INSTRUCTIONS FOR THE TASK:
Reproduce all of the data word for word.
## start
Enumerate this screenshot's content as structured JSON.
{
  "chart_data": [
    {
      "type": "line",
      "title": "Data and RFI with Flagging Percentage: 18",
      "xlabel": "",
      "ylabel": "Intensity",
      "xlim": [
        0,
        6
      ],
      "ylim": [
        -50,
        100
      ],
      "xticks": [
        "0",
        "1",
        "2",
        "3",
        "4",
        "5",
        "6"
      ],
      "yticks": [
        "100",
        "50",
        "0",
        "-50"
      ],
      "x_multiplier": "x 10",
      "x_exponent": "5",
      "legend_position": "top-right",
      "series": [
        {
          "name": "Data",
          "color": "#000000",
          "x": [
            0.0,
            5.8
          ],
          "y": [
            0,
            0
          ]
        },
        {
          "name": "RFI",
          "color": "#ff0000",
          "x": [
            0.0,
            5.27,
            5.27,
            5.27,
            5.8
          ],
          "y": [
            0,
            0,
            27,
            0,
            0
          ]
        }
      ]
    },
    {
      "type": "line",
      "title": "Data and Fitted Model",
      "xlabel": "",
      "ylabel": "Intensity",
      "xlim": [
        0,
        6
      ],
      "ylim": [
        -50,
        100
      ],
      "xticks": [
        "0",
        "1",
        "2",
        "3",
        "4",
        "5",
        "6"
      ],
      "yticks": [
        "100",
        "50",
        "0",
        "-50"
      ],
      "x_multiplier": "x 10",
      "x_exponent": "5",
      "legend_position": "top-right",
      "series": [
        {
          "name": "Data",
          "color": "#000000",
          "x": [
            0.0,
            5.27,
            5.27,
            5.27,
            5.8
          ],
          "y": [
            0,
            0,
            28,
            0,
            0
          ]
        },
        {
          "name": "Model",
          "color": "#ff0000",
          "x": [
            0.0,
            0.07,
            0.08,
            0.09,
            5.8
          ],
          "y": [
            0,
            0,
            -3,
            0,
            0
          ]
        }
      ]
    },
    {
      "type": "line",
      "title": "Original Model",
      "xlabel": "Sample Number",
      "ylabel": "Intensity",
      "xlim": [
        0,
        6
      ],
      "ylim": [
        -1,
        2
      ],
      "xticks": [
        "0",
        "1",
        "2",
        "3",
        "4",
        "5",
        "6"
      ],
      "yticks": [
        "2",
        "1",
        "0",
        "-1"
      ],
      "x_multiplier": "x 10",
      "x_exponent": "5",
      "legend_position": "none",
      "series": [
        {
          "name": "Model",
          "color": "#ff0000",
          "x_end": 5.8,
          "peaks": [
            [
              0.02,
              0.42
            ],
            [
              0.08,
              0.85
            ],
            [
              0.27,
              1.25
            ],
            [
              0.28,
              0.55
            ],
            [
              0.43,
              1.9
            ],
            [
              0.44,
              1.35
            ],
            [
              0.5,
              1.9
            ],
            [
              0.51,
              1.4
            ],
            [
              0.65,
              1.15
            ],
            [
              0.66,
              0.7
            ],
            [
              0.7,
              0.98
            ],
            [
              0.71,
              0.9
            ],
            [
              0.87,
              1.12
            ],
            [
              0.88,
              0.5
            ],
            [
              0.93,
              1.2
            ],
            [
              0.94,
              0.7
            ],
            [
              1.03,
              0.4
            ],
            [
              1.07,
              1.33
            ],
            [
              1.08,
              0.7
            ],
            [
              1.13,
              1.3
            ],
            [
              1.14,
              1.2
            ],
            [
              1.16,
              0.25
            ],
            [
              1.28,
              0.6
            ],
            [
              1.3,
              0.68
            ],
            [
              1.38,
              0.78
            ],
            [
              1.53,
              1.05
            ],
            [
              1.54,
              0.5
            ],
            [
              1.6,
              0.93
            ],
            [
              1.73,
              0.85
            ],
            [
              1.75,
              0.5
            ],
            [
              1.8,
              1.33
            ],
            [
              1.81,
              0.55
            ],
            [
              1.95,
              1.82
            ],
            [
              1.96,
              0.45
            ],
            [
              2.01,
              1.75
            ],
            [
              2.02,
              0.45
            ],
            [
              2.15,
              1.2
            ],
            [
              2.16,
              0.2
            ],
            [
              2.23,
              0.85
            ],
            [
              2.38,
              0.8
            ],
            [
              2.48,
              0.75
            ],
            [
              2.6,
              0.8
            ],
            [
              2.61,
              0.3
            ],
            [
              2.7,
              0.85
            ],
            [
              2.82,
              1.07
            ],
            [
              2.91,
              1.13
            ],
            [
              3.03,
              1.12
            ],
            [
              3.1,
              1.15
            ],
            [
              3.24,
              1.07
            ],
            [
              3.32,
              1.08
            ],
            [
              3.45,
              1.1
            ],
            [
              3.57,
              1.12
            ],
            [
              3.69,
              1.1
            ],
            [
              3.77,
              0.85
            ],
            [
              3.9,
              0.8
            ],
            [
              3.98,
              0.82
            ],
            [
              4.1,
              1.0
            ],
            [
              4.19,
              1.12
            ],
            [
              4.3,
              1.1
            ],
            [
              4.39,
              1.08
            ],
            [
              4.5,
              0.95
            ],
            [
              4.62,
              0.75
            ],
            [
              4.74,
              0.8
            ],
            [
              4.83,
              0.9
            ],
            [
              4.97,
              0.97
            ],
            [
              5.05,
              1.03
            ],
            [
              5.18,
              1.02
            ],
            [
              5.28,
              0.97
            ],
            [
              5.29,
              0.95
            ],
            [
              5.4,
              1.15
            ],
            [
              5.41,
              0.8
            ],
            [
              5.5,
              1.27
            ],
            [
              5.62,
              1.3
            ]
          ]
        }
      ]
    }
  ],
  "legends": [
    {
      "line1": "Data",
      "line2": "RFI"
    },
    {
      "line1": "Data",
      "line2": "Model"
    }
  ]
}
## end
EXERCISE RESULT:
Enumerate this screenshot's content as structured JSON.
{
  "chart_data": [
    {
      "type": "line",
      "title": "Data and RFI with Flagging Percentage: 18",
      "xlabel": "",
      "ylabel": "Intensity",
      "xlim": [
        0,
        6
      ],
      "ylim": [
        -50,
        100
      ],
      "xticks": [
        "0",
        "1",
        "2",
        "3",
        "4",
        "5",
        "6"
      ],
      "yticks": [
        "100",
        "50",
        "0",
        "-50"
      ],
      "x_multiplier": "x 10",
      "x_exponent": "5",
      "legend_position": "top-right",
      "series": [
        {
          "name": "Data",
          "color": "#000000",
          "x": [
            0.0,
            5.8
          ],
          "y": [
            0,
            0
          ]
        },
        {
          "name": "RFI",
          "color": "#ff0000",
          "x": [
            0.0,
            5.27,
            5.27,
            5.27,
            5.8
          ],
          "y": [
            0,
            0,
            27,
            0,
            0
          ]
        }
      ]
    },
    {
      "type": "line",
      "title": "Data and Fitted Model",
      "xlabel": "",
      "ylabel": "Intensity",
      "xlim": [
        0,
        6
      ],
      "ylim": [
        -50,
        100
      ],
      "xticks": [
        "0",
        "1",
        "2",
        "3",
        "4",
        "5",
        "6"
      ],
      "yticks": [
        "100",
        "50",
        "0",
        "-50"
      ],
      "x_multiplier": "x 10",
      "x_exponent": "5",
      "legend_position": "top-right",
      "series": [
        {
          "name": "Data",
          "color": "#000000",
          "x": [
            0.0,
            5.27,
            5.27,
            5.27,
            5.8
          ],
          "y": [
            0,
            0,
            28,
            0,
            0
          ]
        },
        {
          "name": "Model",
          "color": "#ff0000",
          "x": [
            0.0,
            0.07,
            0.08,
            0.09,
            5.8
          ],
          "y": [
            0,
            0,
            -3,
            0,
            0
          ]
        }
      ]
    },
    {
      "type": "line",
      "title": "Original Model",
      "xlabel": "Sample Number",
      "ylabel": "Intensity",
      "xlim": [
        0,
        6
      ],
      "ylim": [
        -1,
        2
      ],
      "xticks": [
        "0",
        "1",
        "2",
        "3",
        "4",
        "5",
        "6"
      ],
      "yticks": [
        "2",
        "1",
        "0",
        "-1"
      ],
      "x_multiplier": "x 10",
      "x_exponent": "5",
      "legend_position": "none",
      "series": [
        {
          "name": "Model",
          "color": "#ff0000",
          "x_end": 5.8,
          "peaks": [
            [
              0.02,
              0.42
            ],
            [
              0.08,
              0.85
            ],
            [
              0.27,
              1.25
            ],
            [
              0.28,
              0.55
            ],
            [
              0.43,
              1.9
            ],
            [
              0.44,
              1.35
            ],
            [
              0.5,
              1.9
            ],
            [
              0.51,
              1.4
            ],
            [
              0.65,
              1.15
            ],
            [
              0.66,
              0.7
            ],
            [
              0.7,
              0.98
            ],
            [
              0.71,
              0.9
            ],
            [
              0.87,
              1.12
            ],
            [
              0.88,
              0.5
            ],
            [
              0.93,
              1.2
            ],
            [
              0.94,
              0.7
            ],
            [
              1.03,
              0.4
            ],
            [
              1.07,
              1.33
            ],
            [
              1.08,
              0.7
            ],
            [
              1.13,
              1.3
            ],
            [
              1.14,
              1.2
            ],
            [
              1.16,
              0.25
            ],
            [
              1.28,
              0.6
            ],
            [
              1.3,
              0.68
            ],
            [
              1.38,
              0.78
            ],
            [
              1.53,
              1.05
            ],
            [
              1.54,
              0.5
            ],
            [
              1.6,
              0.93
            ],
            [
              1.73,
              0.85
            ],
            [
              1.75,
              0.5
            ],
            [
              1.8,
              1.33
            ],
            [
              1.81,
              0.55
            ],
            [
              1.95,
              1.82
            ],
            [
              1.96,
              0.45
            ],
            [
              2.01,
              1.75
            ],
            [
              2.02,
              0.45
            ],
            [
              2.15,
              1.2
            ],
            [
              2.16,
              0.2
            ],
            [
              2.23,
              0.85
            ],
            [
              2.38,
              0.8
            ],
            [
              2.48,
              0.75
            ],
            [
              2.6,
              0.8
            ],
            [
              2.61,
              0.3
            ],
            [
              2.7,
              0.85
            ],
            [
              2.82,
              1.07
            ],
            [
              2.91,
              1.13
            ],
            [
              3.03,
              1.12
            ],
            [
              3.1,
              1.15
            ],
            [
              3.24,
              1.07
            ],
            [
              3.32,
              1.08
            ],
            [
              3.45,
              1.1
            ],
            [
              3.57,
              1.12
            ],
            [
              3.69,
              1.1
            ],
            [
              3.77,
              0.85
            ],
            [
              3.9,
              0.8
            ],
            [
              3.98,
              0.82
            ],
            [
              4.1,
              1.0
            ],
            [
              4.19,
              1.12
            ],
            [
              4.3,
              1.1
            ],
            [
              4.39,
              1.08
            ],
            [
              4.5,
              0.95
            ],
            [
              4.62,
              0.75
            ],
            [
              4.74,
              0.8
            ],
            [
              4.83,
              0.9
            ],
            [
              4.97,
              0.97
            ],
            [
              5.05,
              1.03
            ],
            [
              5.18,
              1.02
            ],
            [
              5.28,
              0.97
            ],
            [
              5.29,
              0.95
            ],
            [
              5.4,
              1.15
            ],
            [
              5.41,
              0.8
            ],
            [
              5.5,
              1.27
            ],
            [
              5.62,
              1.3
            ]
          ]
        }
      ]
    }
  ],
  "legends": [
    {
      "line1": "Data",
      "line2": "RFI"
    },
    {
      "line1": "Data",
      "line2": "Model"
    }
  ]
}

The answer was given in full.